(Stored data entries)
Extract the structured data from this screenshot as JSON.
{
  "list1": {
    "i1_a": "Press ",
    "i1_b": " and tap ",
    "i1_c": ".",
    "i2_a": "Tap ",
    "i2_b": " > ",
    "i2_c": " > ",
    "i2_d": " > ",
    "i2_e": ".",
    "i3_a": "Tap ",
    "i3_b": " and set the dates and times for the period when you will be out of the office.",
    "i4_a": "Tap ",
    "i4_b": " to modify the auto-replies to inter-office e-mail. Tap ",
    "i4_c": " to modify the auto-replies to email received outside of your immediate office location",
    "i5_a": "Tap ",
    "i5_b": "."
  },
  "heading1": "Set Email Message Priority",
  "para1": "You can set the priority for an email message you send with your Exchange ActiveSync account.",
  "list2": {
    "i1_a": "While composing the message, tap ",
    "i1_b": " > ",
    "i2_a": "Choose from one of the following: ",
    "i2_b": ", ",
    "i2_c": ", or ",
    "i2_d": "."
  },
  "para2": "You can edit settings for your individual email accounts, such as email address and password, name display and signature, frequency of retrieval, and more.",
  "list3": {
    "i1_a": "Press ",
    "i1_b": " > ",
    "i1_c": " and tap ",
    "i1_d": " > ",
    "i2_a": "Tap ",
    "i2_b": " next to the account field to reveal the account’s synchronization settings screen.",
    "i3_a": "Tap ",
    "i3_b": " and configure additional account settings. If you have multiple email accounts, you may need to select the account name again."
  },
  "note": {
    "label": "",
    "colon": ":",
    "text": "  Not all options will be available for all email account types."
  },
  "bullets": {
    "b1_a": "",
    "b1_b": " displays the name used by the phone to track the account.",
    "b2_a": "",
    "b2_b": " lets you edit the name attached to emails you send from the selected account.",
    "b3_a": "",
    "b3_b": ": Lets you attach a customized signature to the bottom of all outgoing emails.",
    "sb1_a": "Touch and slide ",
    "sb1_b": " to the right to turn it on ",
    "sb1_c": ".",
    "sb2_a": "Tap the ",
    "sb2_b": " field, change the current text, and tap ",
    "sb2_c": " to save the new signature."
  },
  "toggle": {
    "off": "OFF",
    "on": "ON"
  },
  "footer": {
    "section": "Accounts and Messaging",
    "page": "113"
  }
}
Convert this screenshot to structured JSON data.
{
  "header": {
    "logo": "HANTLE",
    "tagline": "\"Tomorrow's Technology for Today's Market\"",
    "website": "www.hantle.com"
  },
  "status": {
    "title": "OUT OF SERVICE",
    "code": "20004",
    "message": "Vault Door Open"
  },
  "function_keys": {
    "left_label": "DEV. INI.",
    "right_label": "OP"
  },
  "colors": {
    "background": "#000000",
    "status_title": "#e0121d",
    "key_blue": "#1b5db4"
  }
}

## Exercise description
Extract every line from the one containing "Convert this screenshot" through the last line of the data, inclusive, exactly as written.

## Result of the task
Convert this screenshot to structured JSON data.
{
  "header": {
    "logo": "HANTLE",
    "tagline": "\"Tomorrow's Technology for Today's Market\"",
    "website": "www.hantle.com"
  },
  "status": {
    "title": "OUT OF SERVICE",
    "code": "20004",
    "message": "Vault Door Open"
  },
  "function_keys": {
    "left_label": "DEV. INI.",
    "right_label": "OP"
  },
  "colors": {
    "background": "#000000",
    "status_title": "#e0121d",
    "key_blue": "#1b5db4"
  }
}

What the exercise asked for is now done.